State how many lines of the records contain the string "ncapacităților". Give the number alone.
####################
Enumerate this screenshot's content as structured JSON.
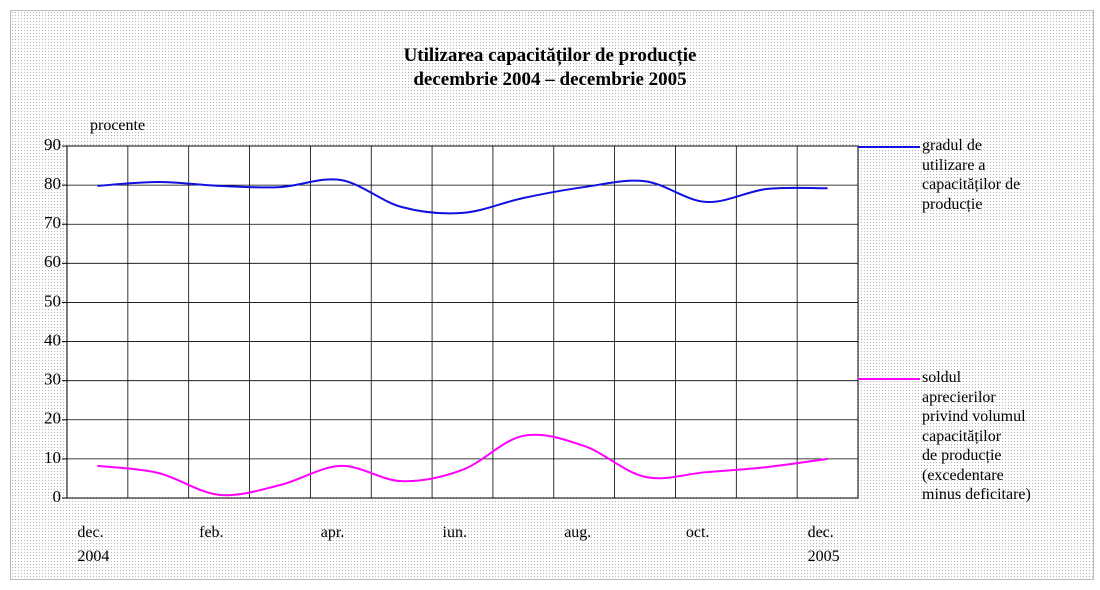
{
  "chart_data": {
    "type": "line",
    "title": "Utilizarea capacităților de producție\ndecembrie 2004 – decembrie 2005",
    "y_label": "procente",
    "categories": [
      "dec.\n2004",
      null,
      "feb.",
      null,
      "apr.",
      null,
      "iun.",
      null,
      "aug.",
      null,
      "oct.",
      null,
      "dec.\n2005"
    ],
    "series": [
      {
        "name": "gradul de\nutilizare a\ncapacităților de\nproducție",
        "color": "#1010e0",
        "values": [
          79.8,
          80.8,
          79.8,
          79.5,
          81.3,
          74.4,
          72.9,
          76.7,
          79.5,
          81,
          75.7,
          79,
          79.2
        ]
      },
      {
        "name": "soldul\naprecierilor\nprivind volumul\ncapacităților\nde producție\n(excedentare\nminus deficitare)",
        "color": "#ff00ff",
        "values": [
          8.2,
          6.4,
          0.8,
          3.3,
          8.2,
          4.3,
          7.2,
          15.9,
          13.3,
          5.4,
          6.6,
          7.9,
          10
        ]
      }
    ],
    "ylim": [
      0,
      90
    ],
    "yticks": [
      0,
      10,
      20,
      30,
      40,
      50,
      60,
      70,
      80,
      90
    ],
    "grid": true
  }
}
####################
#### Expected answer:
2